===== LISTED ENTRIES

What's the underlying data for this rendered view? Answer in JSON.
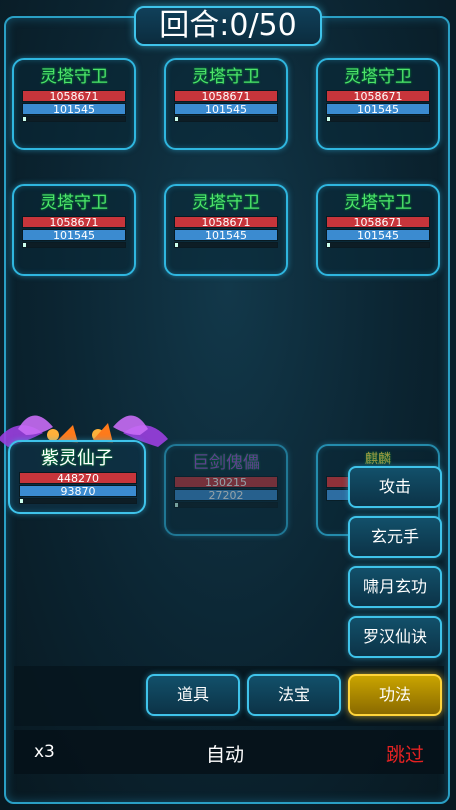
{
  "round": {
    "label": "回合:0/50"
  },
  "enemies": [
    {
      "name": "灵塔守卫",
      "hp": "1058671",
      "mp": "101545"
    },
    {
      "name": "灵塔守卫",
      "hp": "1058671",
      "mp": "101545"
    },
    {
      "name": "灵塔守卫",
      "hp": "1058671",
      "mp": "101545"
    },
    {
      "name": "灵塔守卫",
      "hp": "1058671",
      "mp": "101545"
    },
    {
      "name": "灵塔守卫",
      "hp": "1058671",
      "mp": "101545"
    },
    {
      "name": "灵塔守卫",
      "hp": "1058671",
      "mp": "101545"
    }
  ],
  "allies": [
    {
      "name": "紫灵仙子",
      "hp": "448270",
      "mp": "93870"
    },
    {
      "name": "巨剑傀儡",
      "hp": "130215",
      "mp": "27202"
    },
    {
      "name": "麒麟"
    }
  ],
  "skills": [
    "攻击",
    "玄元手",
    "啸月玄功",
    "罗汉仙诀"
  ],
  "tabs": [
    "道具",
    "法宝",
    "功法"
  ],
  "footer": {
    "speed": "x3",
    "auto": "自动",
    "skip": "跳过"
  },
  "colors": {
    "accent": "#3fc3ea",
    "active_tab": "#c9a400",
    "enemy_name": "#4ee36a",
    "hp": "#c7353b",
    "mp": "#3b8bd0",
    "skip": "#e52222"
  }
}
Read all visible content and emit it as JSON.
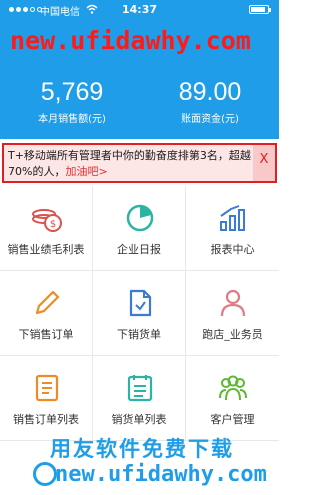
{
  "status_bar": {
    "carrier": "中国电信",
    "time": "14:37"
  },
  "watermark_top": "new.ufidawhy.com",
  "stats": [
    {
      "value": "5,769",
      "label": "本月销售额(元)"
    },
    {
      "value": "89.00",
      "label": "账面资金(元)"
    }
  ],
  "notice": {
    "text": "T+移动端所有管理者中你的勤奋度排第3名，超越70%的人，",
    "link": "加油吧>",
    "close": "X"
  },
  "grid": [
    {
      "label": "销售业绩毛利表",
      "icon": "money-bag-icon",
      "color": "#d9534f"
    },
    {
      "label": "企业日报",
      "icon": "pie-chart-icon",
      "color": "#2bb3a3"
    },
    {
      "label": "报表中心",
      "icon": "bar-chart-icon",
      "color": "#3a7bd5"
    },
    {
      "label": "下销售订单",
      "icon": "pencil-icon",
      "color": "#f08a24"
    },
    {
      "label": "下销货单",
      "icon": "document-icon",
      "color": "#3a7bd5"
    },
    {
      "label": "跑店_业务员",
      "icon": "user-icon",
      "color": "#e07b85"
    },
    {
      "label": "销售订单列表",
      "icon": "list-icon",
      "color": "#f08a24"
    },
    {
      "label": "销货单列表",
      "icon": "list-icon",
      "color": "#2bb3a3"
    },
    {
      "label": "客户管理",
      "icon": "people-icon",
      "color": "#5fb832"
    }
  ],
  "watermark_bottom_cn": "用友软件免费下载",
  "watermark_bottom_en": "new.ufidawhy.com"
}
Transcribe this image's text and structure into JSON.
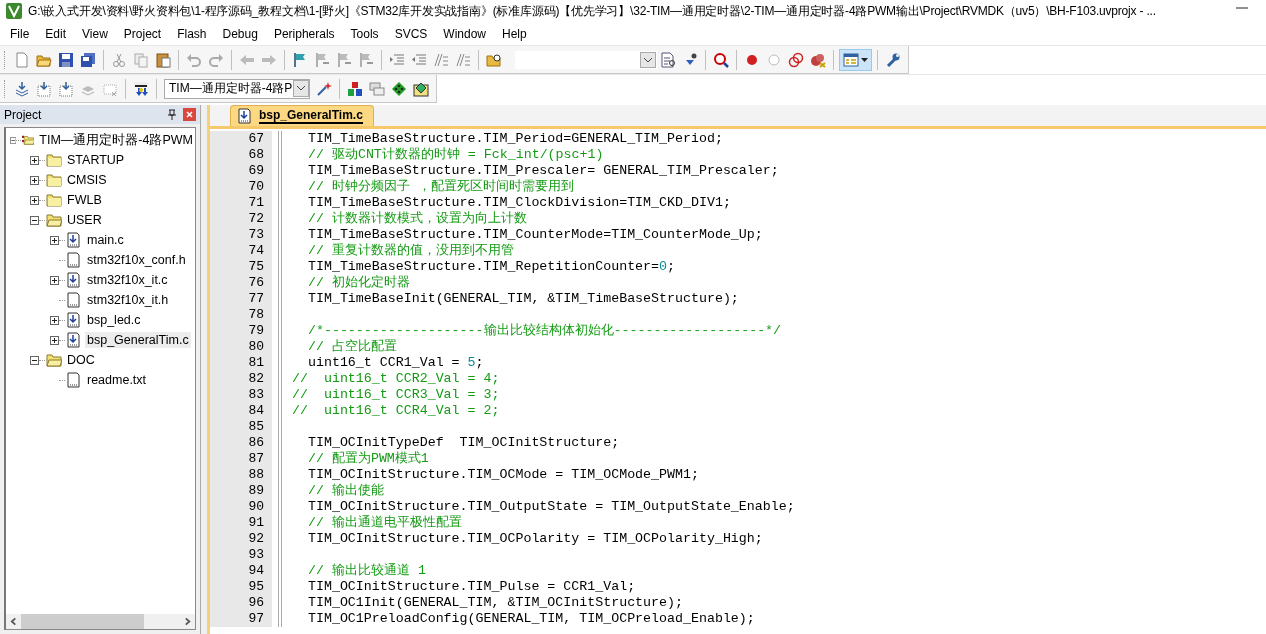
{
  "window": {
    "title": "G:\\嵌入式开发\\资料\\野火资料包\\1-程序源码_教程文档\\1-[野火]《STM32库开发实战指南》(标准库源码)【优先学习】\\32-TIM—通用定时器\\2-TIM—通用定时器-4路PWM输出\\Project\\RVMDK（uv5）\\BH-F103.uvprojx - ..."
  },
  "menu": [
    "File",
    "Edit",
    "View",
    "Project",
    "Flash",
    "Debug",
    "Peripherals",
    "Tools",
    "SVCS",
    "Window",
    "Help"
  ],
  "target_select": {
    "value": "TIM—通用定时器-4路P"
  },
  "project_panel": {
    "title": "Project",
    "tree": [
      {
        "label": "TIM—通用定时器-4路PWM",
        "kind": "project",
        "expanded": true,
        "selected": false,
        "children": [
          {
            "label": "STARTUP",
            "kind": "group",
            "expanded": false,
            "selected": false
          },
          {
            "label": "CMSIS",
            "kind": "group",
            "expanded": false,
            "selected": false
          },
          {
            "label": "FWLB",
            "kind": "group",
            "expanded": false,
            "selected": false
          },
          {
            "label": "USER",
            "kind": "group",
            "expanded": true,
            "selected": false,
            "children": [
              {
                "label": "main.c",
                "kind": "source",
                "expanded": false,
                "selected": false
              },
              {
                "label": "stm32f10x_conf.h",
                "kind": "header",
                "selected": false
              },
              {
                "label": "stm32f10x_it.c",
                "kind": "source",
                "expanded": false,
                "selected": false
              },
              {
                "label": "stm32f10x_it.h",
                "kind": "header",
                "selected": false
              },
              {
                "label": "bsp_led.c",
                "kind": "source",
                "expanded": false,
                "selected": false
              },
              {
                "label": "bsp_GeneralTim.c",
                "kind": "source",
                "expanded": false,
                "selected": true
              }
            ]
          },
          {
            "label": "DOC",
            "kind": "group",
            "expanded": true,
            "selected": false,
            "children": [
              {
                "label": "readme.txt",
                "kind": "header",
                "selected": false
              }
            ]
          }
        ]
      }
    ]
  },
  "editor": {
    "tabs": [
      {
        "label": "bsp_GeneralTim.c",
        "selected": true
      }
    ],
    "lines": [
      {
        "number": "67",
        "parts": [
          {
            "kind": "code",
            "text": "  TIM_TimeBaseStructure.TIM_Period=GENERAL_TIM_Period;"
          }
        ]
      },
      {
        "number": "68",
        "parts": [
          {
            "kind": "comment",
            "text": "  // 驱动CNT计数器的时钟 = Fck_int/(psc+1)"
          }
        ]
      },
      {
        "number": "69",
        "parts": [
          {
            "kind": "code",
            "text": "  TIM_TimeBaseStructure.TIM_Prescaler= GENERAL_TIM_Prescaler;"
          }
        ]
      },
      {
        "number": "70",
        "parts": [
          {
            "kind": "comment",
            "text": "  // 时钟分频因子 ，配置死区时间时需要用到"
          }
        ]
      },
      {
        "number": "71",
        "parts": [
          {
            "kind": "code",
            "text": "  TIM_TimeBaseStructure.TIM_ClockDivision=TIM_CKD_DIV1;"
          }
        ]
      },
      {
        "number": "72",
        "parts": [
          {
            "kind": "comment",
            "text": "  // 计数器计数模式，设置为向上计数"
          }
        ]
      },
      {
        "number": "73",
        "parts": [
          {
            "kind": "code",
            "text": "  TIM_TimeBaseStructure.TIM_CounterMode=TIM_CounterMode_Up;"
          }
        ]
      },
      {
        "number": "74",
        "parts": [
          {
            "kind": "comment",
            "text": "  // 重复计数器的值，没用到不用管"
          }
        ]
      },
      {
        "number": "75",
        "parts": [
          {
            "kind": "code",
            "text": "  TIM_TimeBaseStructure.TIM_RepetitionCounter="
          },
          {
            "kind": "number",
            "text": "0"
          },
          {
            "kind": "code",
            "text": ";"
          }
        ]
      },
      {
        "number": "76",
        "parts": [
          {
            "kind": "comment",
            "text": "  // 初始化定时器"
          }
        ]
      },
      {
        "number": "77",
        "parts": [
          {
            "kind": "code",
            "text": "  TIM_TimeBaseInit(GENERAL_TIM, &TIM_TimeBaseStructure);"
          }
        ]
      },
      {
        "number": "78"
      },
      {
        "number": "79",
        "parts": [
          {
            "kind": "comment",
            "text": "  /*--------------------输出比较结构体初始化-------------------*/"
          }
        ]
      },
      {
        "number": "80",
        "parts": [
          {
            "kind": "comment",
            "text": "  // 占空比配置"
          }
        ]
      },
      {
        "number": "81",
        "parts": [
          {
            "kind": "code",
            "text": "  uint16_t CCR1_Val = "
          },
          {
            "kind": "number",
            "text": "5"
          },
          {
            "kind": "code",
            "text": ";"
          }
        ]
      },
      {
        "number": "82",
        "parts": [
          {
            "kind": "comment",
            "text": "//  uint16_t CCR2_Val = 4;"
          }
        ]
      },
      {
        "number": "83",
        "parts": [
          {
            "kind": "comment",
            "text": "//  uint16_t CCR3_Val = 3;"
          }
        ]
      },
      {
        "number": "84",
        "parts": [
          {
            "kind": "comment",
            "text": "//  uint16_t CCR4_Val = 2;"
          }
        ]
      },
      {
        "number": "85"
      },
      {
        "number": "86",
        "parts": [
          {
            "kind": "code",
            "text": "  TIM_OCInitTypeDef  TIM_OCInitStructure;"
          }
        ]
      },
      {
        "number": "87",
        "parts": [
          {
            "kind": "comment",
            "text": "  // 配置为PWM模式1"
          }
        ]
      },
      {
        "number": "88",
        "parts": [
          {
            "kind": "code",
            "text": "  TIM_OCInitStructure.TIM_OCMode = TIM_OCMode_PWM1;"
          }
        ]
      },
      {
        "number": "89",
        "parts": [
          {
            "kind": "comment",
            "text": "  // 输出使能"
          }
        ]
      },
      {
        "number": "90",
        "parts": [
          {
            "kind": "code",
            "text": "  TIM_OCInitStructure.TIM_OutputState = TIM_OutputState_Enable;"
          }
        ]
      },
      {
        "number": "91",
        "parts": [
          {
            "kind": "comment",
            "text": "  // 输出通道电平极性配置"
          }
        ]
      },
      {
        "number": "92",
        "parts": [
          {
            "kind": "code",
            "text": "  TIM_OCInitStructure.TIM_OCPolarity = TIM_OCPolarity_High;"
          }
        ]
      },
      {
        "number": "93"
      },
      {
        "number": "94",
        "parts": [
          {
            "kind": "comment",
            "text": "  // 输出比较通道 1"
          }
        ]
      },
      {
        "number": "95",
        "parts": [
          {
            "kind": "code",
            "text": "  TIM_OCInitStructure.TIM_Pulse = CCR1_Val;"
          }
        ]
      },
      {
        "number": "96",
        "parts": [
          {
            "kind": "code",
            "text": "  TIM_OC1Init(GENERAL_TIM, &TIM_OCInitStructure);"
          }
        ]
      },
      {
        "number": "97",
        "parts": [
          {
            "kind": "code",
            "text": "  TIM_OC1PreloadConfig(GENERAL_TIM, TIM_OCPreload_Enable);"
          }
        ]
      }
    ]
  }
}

==========

▶ _INSTRUCTION_: Pick out every line of the listing containing the word "this", and show those lines.

▶ _TASK OUTPUT_:
What's the underlying data for this rendered view? Answer in JSON.
Transcribe this image's text and structure into JSON.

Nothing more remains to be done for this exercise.